TASK INSTRUCTIONS:
In the records below, how many lines hold the string "ISCN"? Give only the number.

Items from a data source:
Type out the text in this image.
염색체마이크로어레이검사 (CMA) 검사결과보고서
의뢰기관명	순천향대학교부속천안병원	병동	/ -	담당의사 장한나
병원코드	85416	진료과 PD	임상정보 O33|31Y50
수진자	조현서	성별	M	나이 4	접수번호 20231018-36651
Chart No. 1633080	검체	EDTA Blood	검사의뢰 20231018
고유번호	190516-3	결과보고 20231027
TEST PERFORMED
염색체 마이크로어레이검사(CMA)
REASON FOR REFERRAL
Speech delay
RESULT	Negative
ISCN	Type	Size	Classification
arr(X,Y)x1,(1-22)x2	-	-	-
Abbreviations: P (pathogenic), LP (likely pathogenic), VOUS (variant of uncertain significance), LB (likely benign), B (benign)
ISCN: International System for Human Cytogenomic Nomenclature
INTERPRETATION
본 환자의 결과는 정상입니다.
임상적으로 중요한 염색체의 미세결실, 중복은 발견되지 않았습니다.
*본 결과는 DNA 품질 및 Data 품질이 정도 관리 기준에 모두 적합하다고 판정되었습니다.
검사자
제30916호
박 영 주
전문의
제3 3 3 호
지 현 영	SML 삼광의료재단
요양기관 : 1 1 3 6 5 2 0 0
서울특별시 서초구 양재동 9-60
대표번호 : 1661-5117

REPLY TO THE TASK:
2